Short problem: Every line holding the word "trading" counts once. Give the total, nothing more.

Entries:

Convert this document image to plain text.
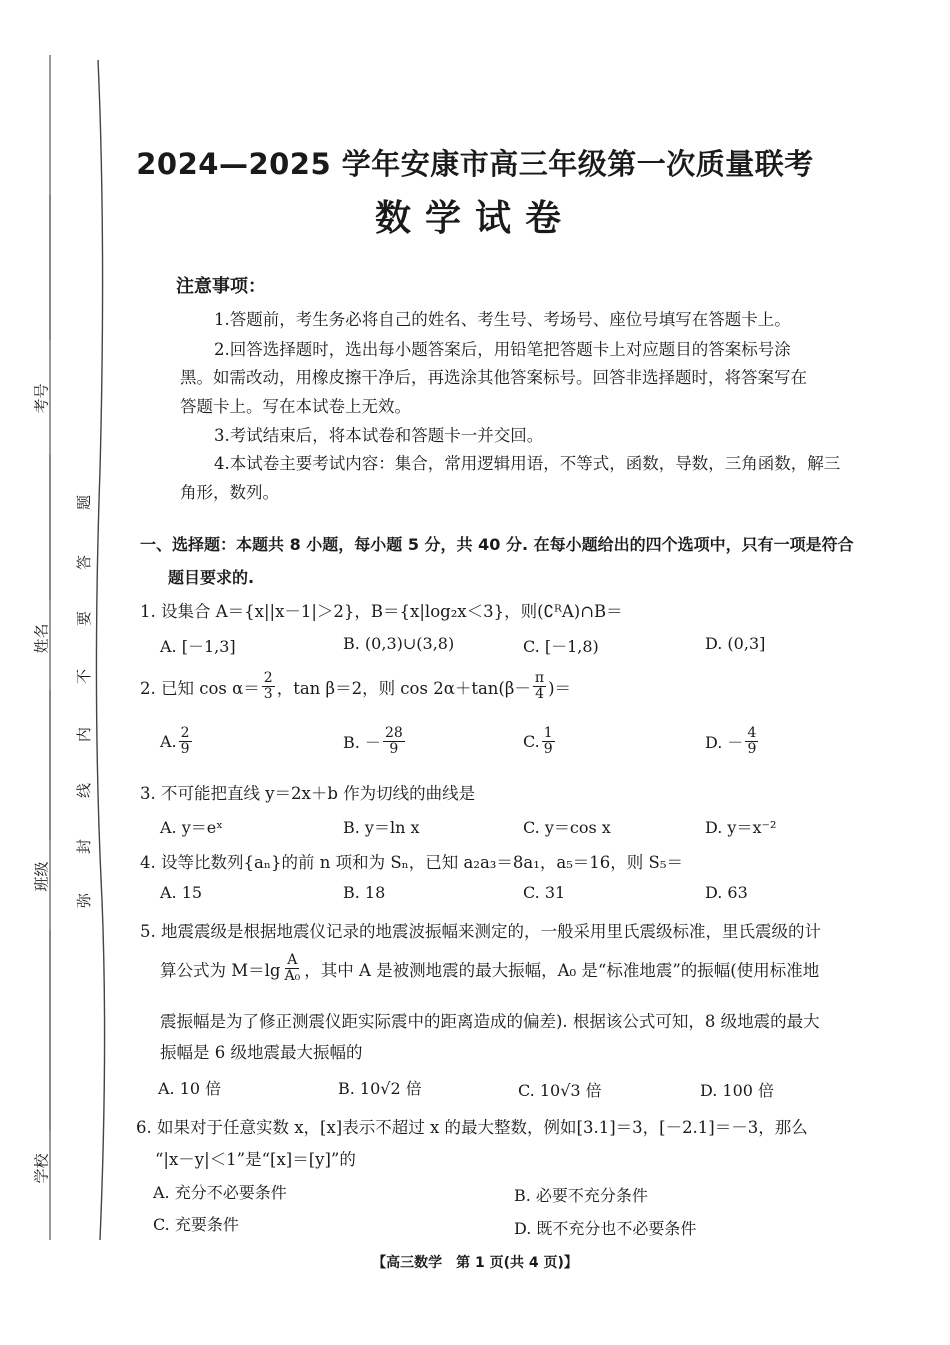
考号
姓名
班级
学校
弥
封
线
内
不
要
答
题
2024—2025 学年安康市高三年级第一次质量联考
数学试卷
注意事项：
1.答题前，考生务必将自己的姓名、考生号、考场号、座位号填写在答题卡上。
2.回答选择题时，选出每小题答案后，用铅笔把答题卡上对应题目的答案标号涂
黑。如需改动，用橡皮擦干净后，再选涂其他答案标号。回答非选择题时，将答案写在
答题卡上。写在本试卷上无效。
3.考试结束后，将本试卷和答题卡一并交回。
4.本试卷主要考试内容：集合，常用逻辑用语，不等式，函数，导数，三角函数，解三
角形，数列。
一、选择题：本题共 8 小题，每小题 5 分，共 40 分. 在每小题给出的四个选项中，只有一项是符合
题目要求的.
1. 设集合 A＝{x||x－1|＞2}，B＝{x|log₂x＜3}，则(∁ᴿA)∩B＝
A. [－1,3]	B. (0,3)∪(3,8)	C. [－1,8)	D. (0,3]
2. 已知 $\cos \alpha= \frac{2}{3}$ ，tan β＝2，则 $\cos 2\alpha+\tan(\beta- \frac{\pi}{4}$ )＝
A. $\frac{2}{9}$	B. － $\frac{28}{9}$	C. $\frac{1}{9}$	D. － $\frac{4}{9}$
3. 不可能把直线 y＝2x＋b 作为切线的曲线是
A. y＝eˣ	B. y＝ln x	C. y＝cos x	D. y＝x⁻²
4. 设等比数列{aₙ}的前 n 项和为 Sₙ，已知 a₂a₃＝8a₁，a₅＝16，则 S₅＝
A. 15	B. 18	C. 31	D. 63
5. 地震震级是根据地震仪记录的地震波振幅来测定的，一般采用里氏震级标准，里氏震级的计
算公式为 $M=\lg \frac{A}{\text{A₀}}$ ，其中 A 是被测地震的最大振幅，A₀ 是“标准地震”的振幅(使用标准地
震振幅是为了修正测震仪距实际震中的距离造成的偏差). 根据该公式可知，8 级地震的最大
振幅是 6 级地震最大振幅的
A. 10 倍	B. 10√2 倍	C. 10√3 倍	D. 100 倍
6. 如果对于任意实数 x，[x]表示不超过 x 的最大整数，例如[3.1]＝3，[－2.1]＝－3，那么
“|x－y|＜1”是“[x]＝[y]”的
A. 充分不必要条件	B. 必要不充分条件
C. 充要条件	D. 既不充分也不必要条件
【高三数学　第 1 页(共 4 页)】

==

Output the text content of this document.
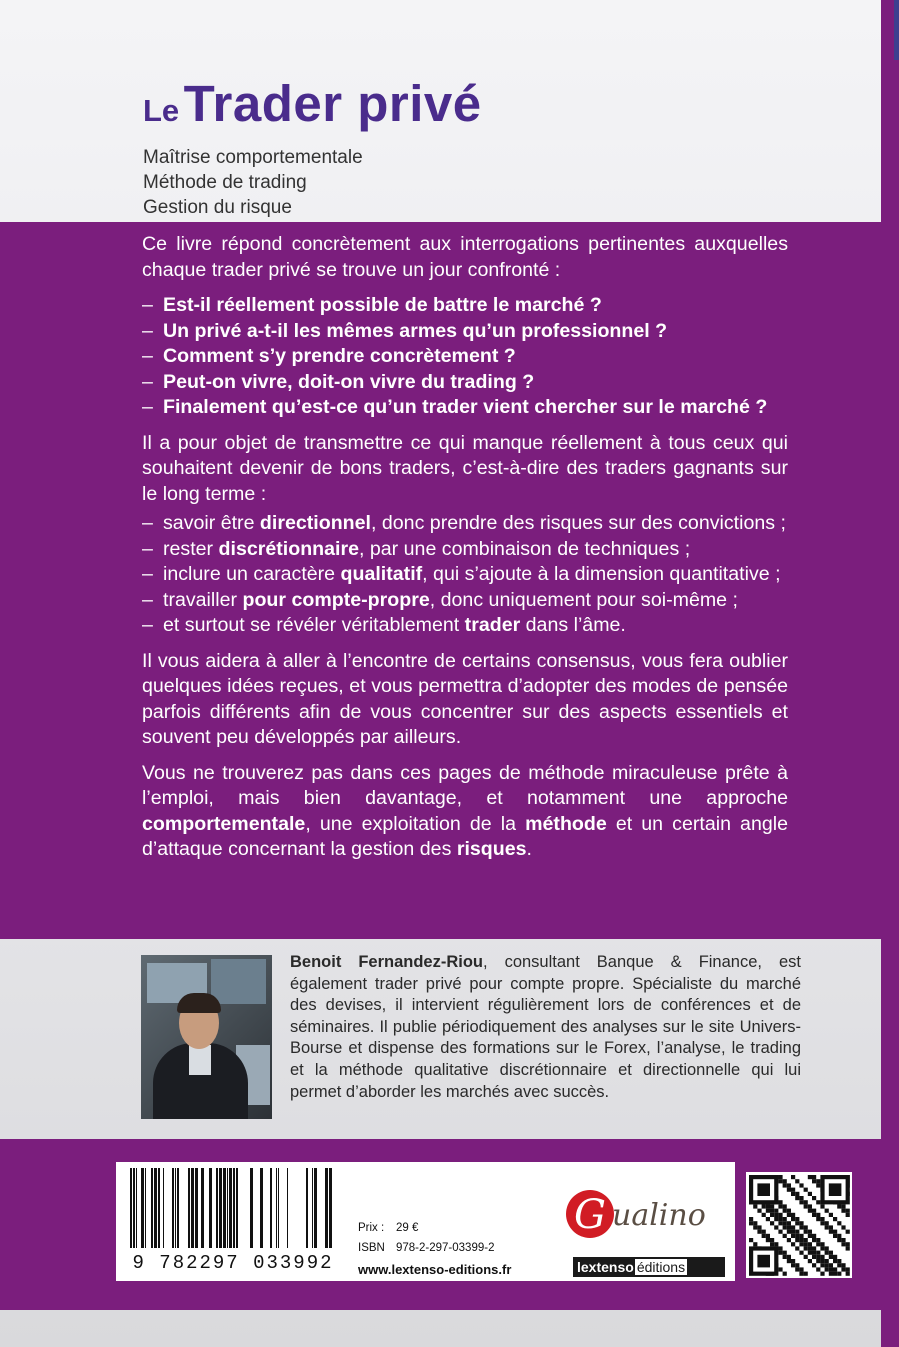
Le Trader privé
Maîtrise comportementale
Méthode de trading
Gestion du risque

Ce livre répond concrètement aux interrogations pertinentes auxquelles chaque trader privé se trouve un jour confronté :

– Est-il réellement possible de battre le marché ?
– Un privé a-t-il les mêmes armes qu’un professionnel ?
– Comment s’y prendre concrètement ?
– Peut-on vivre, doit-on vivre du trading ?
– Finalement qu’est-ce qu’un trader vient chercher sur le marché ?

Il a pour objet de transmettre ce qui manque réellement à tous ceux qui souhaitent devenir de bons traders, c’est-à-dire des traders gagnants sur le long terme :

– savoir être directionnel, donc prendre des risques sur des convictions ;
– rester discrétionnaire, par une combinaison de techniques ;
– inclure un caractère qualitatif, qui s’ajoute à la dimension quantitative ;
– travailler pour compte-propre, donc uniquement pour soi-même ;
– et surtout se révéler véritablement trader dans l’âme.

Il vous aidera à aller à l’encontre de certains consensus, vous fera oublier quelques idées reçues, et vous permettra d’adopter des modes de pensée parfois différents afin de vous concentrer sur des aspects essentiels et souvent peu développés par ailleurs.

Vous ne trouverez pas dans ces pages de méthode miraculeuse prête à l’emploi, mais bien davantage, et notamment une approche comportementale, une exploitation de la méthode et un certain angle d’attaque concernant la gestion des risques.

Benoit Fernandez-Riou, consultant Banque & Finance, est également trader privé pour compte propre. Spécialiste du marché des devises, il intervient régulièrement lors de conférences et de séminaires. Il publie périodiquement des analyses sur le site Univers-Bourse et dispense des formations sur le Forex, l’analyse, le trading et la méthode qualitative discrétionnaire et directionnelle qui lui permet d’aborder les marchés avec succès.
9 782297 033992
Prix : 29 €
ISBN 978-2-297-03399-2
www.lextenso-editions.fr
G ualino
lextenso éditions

Task solution: 3